## Task
Report only the number of lines that hold the word "Образец".

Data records
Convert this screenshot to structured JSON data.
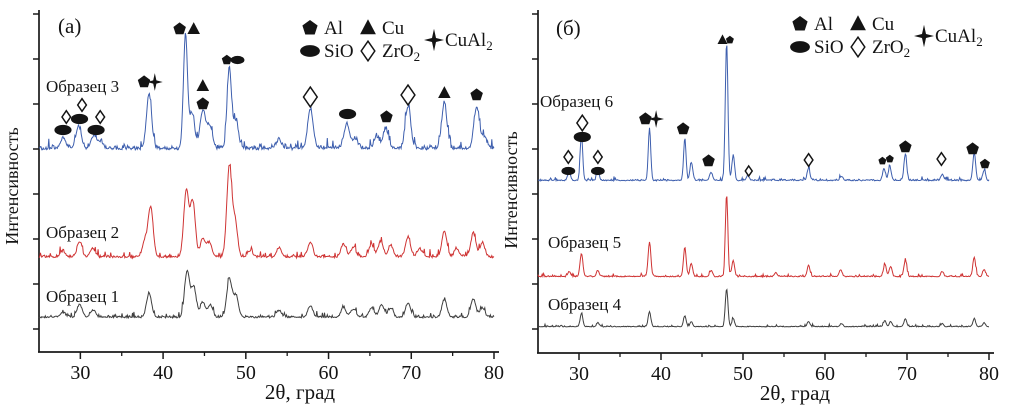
{
  "chart_data": {
    "type": "line",
    "title": "",
    "description": "Two-panel XRD intensity patterns of six samples with phase markers",
    "x_axis": {
      "label": "2θ, град",
      "range": [
        25,
        80
      ],
      "ticks": [
        30,
        40,
        50,
        60,
        70,
        80
      ],
      "minor_ticks": [
        35,
        45,
        55,
        65,
        75
      ]
    },
    "y_axis": {
      "label": "Интенсивность"
    },
    "legend": {
      "items": [
        {
          "symbol": "pentagon",
          "label": "Al",
          "sub": ""
        },
        {
          "symbol": "triangle",
          "label": "Cu",
          "sub": ""
        },
        {
          "symbol": "ellipse",
          "label": "SiO",
          "sub": ""
        },
        {
          "symbol": "diamond",
          "label": "ZrO",
          "sub": "2"
        },
        {
          "symbol": "star",
          "label": "CuAl",
          "sub": "2"
        }
      ]
    },
    "colors": {
      "sample_black": "#3f3f3f",
      "sample_red": "#cf3434",
      "sample_blue": "#3e5fae",
      "marker": "#141414",
      "axis": "#1a1a1a"
    },
    "panels": [
      {
        "panel_label": "(a)",
        "samples": [
          {
            "name": "Образец 1",
            "color_key": "sample_black",
            "baseline": 318,
            "noise": 3.4,
            "peak_width": 0.3,
            "peaks": [
              [
                27.9,
                5
              ],
              [
                29.9,
                13
              ],
              [
                31.5,
                7
              ],
              [
                38.3,
                24
              ],
              [
                42.9,
                46
              ],
              [
                43.7,
                30
              ],
              [
                44.8,
                15
              ],
              [
                45.7,
                12
              ],
              [
                48,
                38
              ],
              [
                48.8,
                22
              ],
              [
                54,
                7
              ],
              [
                57.8,
                11
              ],
              [
                61.8,
                10
              ],
              [
                63,
                8
              ],
              [
                65.2,
                9
              ],
              [
                66.4,
                12
              ],
              [
                67.5,
                9
              ],
              [
                69.6,
                14
              ],
              [
                74,
                17
              ],
              [
                77.5,
                18
              ],
              [
                78.6,
                9
              ]
            ]
          },
          {
            "name": "Образец 2",
            "color_key": "sample_red",
            "baseline": 258,
            "noise": 4.2,
            "peak_width": 0.3,
            "peaks": [
              [
                27.9,
                6
              ],
              [
                29.9,
                15
              ],
              [
                31.5,
                8
              ],
              [
                37.8,
                16
              ],
              [
                38.5,
                50
              ],
              [
                42.8,
                67
              ],
              [
                43.6,
                55
              ],
              [
                44.8,
                18
              ],
              [
                45.6,
                14
              ],
              [
                48,
                89
              ],
              [
                48.7,
                35
              ],
              [
                50.5,
                6
              ],
              [
                54,
                9
              ],
              [
                57.8,
                15
              ],
              [
                61.8,
                13
              ],
              [
                63,
                10
              ],
              [
                65.2,
                12
              ],
              [
                66.3,
                15
              ],
              [
                67.5,
                12
              ],
              [
                69.6,
                20
              ],
              [
                71,
                8
              ],
              [
                74,
                26
              ],
              [
                75.5,
                8
              ],
              [
                77.5,
                24
              ],
              [
                78.6,
                14
              ]
            ]
          },
          {
            "name": "Образец 3",
            "color_key": "sample_blue",
            "baseline": 150,
            "noise": 6.2,
            "peak_width": 0.32,
            "peaks": [
              [
                27.9,
                10
              ],
              [
                29.8,
                22
              ],
              [
                31.6,
                12
              ],
              [
                32.4,
                7
              ],
              [
                38.3,
                53
              ],
              [
                42.7,
                115,
                0.24
              ],
              [
                43.5,
                35
              ],
              [
                44.8,
                38
              ],
              [
                45.6,
                22
              ],
              [
                48,
                80,
                0.26
              ],
              [
                48.8,
                28
              ],
              [
                54,
                8
              ],
              [
                57.8,
                40
              ],
              [
                62.2,
                25
              ],
              [
                63.2,
                10
              ],
              [
                65.8,
                12
              ],
              [
                66.9,
                20
              ],
              [
                69.6,
                42
              ],
              [
                74,
                45
              ],
              [
                77.9,
                42
              ],
              [
                78.8,
                12
              ]
            ]
          }
        ],
        "markers": [
          [
            27.9,
            20,
            "ellipse",
            "m"
          ],
          [
            28.3,
            33,
            "diamond",
            "s"
          ],
          [
            29.9,
            31,
            "ellipse",
            "m"
          ],
          [
            30.2,
            45,
            "diamond",
            "s"
          ],
          [
            31.9,
            20,
            "ellipse",
            "m"
          ],
          [
            32.4,
            33,
            "diamond",
            "s"
          ],
          [
            37.7,
            68,
            "pentagon",
            "m"
          ],
          [
            39,
            68,
            "star",
            "m"
          ],
          [
            42,
            121,
            "pentagon",
            "m"
          ],
          [
            43.7,
            121,
            "triangle",
            "m"
          ],
          [
            44.8,
            64,
            "triangle",
            "m"
          ],
          [
            44.8,
            46,
            "pentagon",
            "m"
          ],
          [
            47.7,
            90,
            "pentagon",
            "s"
          ],
          [
            49,
            90,
            "ellipse",
            "s"
          ],
          [
            57.8,
            53,
            "diamond",
            "l"
          ],
          [
            62.3,
            36,
            "ellipse",
            "m"
          ],
          [
            67,
            33,
            "pentagon",
            "m"
          ],
          [
            69.6,
            55,
            "diamond",
            "l"
          ],
          [
            74,
            57,
            "triangle",
            "m"
          ],
          [
            77.9,
            55,
            "pentagon",
            "m"
          ]
        ]
      },
      {
        "panel_label": "(б)",
        "samples": [
          {
            "name": "Образец 4",
            "color_key": "sample_black",
            "baseline": 327,
            "noise": 1.4,
            "peak_width": 0.16,
            "peaks": [
              [
                30.3,
                13
              ],
              [
                32.3,
                4
              ],
              [
                38.6,
                15
              ],
              [
                42.9,
                11
              ],
              [
                43.7,
                5
              ],
              [
                48,
                38
              ],
              [
                48.8,
                8
              ],
              [
                58,
                5
              ],
              [
                62,
                3
              ],
              [
                67.3,
                6
              ],
              [
                68,
                5
              ],
              [
                69.8,
                8
              ],
              [
                74.3,
                3
              ],
              [
                78.2,
                8
              ],
              [
                79.4,
                4
              ]
            ]
          },
          {
            "name": "Образец 5",
            "color_key": "sample_red",
            "baseline": 277,
            "noise": 1.9,
            "peak_width": 0.17,
            "peaks": [
              [
                28.8,
                5
              ],
              [
                30.3,
                23
              ],
              [
                32.3,
                6
              ],
              [
                38.6,
                34
              ],
              [
                42.9,
                28
              ],
              [
                43.7,
                13
              ],
              [
                46.1,
                6
              ],
              [
                48,
                82,
                0.15
              ],
              [
                48.8,
                16
              ],
              [
                54,
                4
              ],
              [
                58,
                11
              ],
              [
                61.9,
                7
              ],
              [
                67.3,
                12
              ],
              [
                68,
                10
              ],
              [
                69.8,
                16
              ],
              [
                74.3,
                5
              ],
              [
                78.2,
                19
              ],
              [
                79.4,
                7
              ]
            ]
          },
          {
            "name": "Образец 6",
            "color_key": "sample_blue",
            "baseline": 181,
            "noise": 2.3,
            "peak_width": 0.17,
            "peaks": [
              [
                28.8,
                9
              ],
              [
                30.3,
                47,
                0.15
              ],
              [
                32.3,
                9
              ],
              [
                38.6,
                52,
                0.15
              ],
              [
                42.9,
                42,
                0.15
              ],
              [
                43.7,
                18
              ],
              [
                46.1,
                8
              ],
              [
                48,
                138,
                0.16
              ],
              [
                48.8,
                24
              ],
              [
                50.6,
                5
              ],
              [
                58,
                12
              ],
              [
                62,
                4
              ],
              [
                67.2,
                12
              ],
              [
                67.9,
                14
              ],
              [
                69.8,
                26
              ],
              [
                74.3,
                6
              ],
              [
                78.2,
                28
              ],
              [
                79.4,
                10
              ]
            ]
          }
        ],
        "markers": [
          [
            28.7,
            10,
            "ellipse",
            "s"
          ],
          [
            28.7,
            24,
            "diamond",
            "s"
          ],
          [
            30.4,
            44,
            "ellipse",
            "m"
          ],
          [
            30.4,
            58,
            "diamond",
            "m"
          ],
          [
            32.3,
            10,
            "ellipse",
            "s"
          ],
          [
            32.3,
            24,
            "diamond",
            "s"
          ],
          [
            38.1,
            62,
            "pentagon",
            "m"
          ],
          [
            39.4,
            62,
            "star",
            "m"
          ],
          [
            42.7,
            52,
            "pentagon",
            "m"
          ],
          [
            45.8,
            20,
            "pentagon",
            "m"
          ],
          [
            47.5,
            141,
            "triangle",
            "s"
          ],
          [
            48.4,
            141,
            "pentagon",
            "xs"
          ],
          [
            50.7,
            10,
            "diamond",
            "xs"
          ],
          [
            58,
            21,
            "diamond",
            "s"
          ],
          [
            67,
            20,
            "pentagon",
            "xs"
          ],
          [
            67.9,
            22,
            "pentagon",
            "xs"
          ],
          [
            69.8,
            34,
            "pentagon",
            "m"
          ],
          [
            74.2,
            22,
            "diamond",
            "s"
          ],
          [
            78,
            32,
            "pentagon",
            "m"
          ],
          [
            79.5,
            17,
            "pentagon",
            "s"
          ]
        ]
      }
    ]
  }
}
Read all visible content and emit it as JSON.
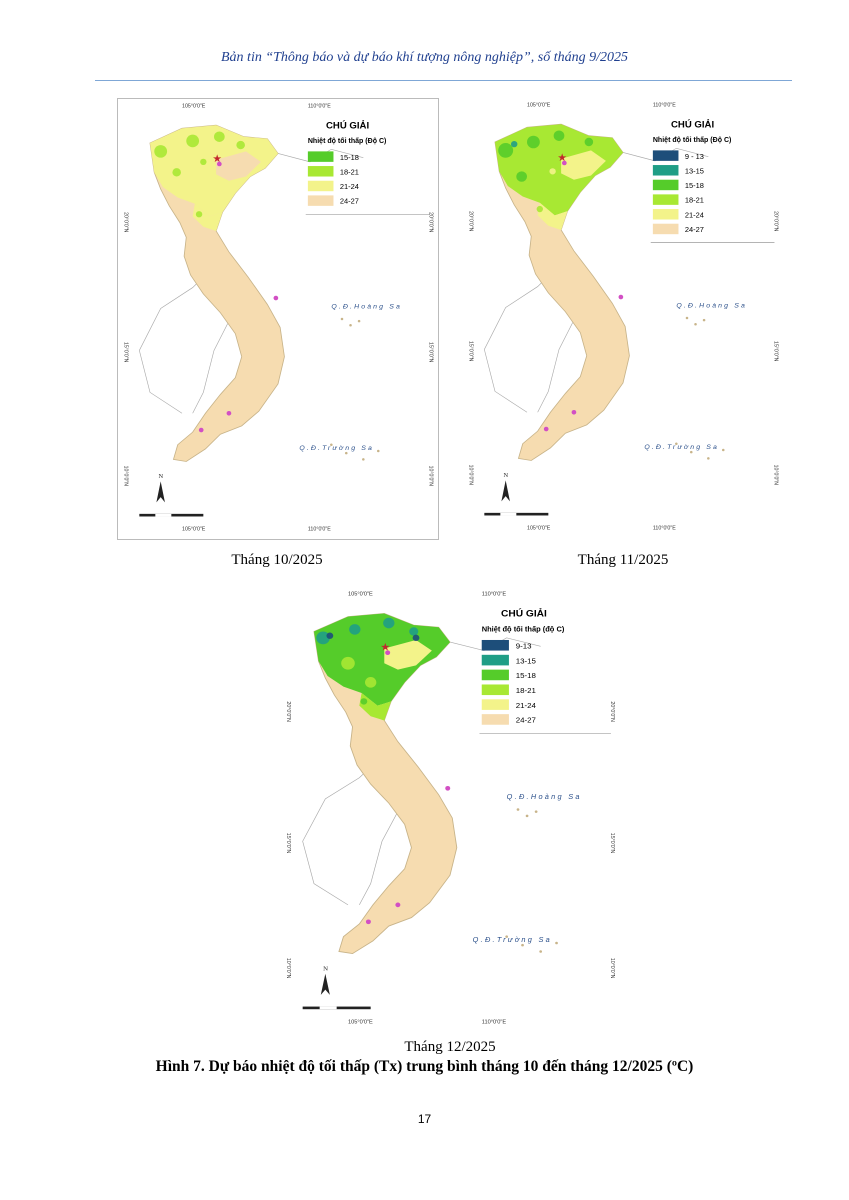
{
  "header": "Bản tin “Thông báo và dự báo khí tượng nông nghiệp”, số tháng 9/2025",
  "maps": [
    {
      "caption": "Tháng 10/2025",
      "legend_title": "CHÚ GIẢI",
      "legend_subtitle": "Nhiệt độ tối thấp (Độ C)",
      "legend": [
        {
          "label": "15-18",
          "color": "#55cc2a"
        },
        {
          "label": "18-21",
          "color": "#a8e833"
        },
        {
          "label": "21-24",
          "color": "#f3f38a"
        },
        {
          "label": "24-27",
          "color": "#f6dcb0"
        }
      ],
      "coords": {
        "lon_top_left": "105°0'0\"E",
        "lon_top_right": "110°0'0\"E",
        "lon_bottom_left": "105°0'0\"E",
        "lon_bottom_right": "110°0'0\"E",
        "lat_20": "20°0'0\"N",
        "lat_15": "15°0'0\"N",
        "lat_10": "10°0'0\"N"
      },
      "sea_labels": [
        "Q.Đ.Hoàng Sa",
        "Q.Đ.Trường Sa"
      ]
    },
    {
      "caption": "Tháng 11/2025",
      "legend_title": "CHÚ GIẢI",
      "legend_subtitle": "Nhiệt độ tối thấp (Độ C)",
      "legend": [
        {
          "label": "9 - 13",
          "color": "#1d4e7a"
        },
        {
          "label": "13-15",
          "color": "#1f9e86"
        },
        {
          "label": "15-18",
          "color": "#55cc2a"
        },
        {
          "label": "18-21",
          "color": "#a8e833"
        },
        {
          "label": "21-24",
          "color": "#f3f38a"
        },
        {
          "label": "24-27",
          "color": "#f6dcb0"
        }
      ],
      "coords": {
        "lon_top_left": "105°0'0\"E",
        "lon_top_right": "110°0'0\"E",
        "lon_bottom_left": "105°0'0\"E",
        "lon_bottom_right": "110°0'0\"E",
        "lat_20": "20°0'0\"N",
        "lat_15": "15°0'0\"N",
        "lat_10": "10°0'0\"N"
      },
      "sea_labels": [
        "Q.Đ.Hoàng Sa",
        "Q.Đ.Trường Sa"
      ]
    },
    {
      "caption": "Tháng 12/2025",
      "legend_title": "CHÚ GIẢI",
      "legend_subtitle": "Nhiệt độ tối thấp (độ C)",
      "legend": [
        {
          "label": "9-13",
          "color": "#1d4e7a"
        },
        {
          "label": "13-15",
          "color": "#1f9e86"
        },
        {
          "label": "15-18",
          "color": "#55cc2a"
        },
        {
          "label": "18-21",
          "color": "#a8e833"
        },
        {
          "label": "21-24",
          "color": "#f3f38a"
        },
        {
          "label": "24-27",
          "color": "#f6dcb0"
        }
      ],
      "coords": {
        "lon_top_left": "105°0'0\"E",
        "lon_top_right": "110°0'0\"E",
        "lon_bottom_left": "105°0'0\"E",
        "lon_bottom_right": "110°0'0\"E",
        "lat_20": "20°0'0\"N",
        "lat_15": "15°0'0\"N",
        "lat_10": "10°0'0\"N"
      },
      "sea_labels": [
        "Q.Đ.Hoàng Sa",
        "Q.Đ.Trường Sa"
      ]
    }
  ],
  "figure_title": "Hình 7. Dự báo nhiệt độ tối thấp (Tx) trung bình tháng 10 đến tháng 12/2025 (ºC)",
  "page_number": "17"
}
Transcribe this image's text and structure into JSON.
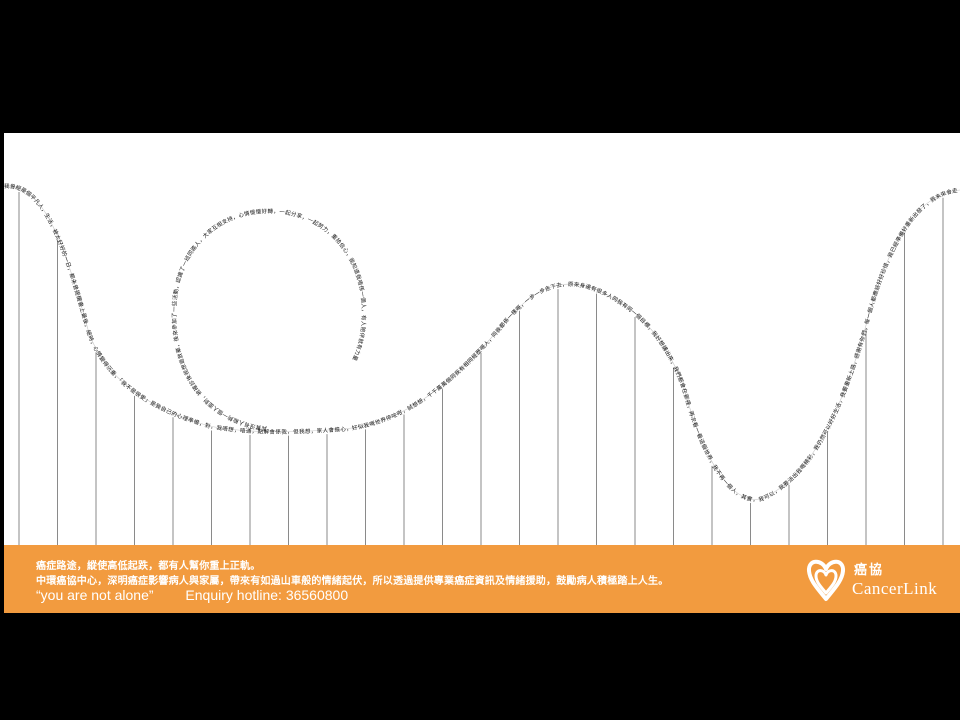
{
  "footer": {
    "line1": "癌症路途，縱使高低起跌，都有人幫你重上正軌。",
    "line2": "中環癌協中心，深明癌症影響病人與家屬，帶來有如過山車般的情緒起伏，所以透過提供專業癌症資訊及情緒援助，鼓勵病人積極踏上人生。",
    "slogan": "“you are not alone”",
    "hotline": "Enquiry hotline: 36560800"
  },
  "logo": {
    "chinese": "癌協",
    "english": "CancerLink",
    "color": "#ffffff"
  },
  "colors": {
    "band": "#f29b3f",
    "track": "#111111",
    "supports": "#777777",
    "background": "#ffffff"
  },
  "roller_coaster": {
    "track_text": "我曾經是個平凡人，生活，被太好好的一日，都未曾提醒書上最後，細時，心情變得沉重，「我不是很愛」是我自己的心理準備，對，我唔想，唔通，點解會係我，但我想，家人會擔心，好似我嘅世界停咗咁，試想想，千千萬萬個同我有相同經歷嘅人，同我都係一樣嘅，一步一步走下去，原來身邊有很多人同我有同一個目標，我好想講出來，我們都會在那裡，再次看一看這個世界，我不再一個人，其實，我可以，我要活出我嘅精彩，我仍然可以好好生活，我要重新上路，感謝有你們，每一個人都應該好好珍惜，我已經準備好重新出發了，我未來會走得更遠，而我知道我並不孤單，我要向前行，所以我會堅持下去，有你同行真好，就讓我哋一齊重上正軌，我們都可以勇敢面對！",
    "loop_text": "其實沒有人能夠一個人面對，被確診後我想過放棄，後來參加了一些活動，認識了一班同路人，大家互相支持，心情慢慢好轉，一起分享，一起努力，重拾信心，我知道我唔係一個人，有人陪伴就有力量"
  }
}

## Complete answer
6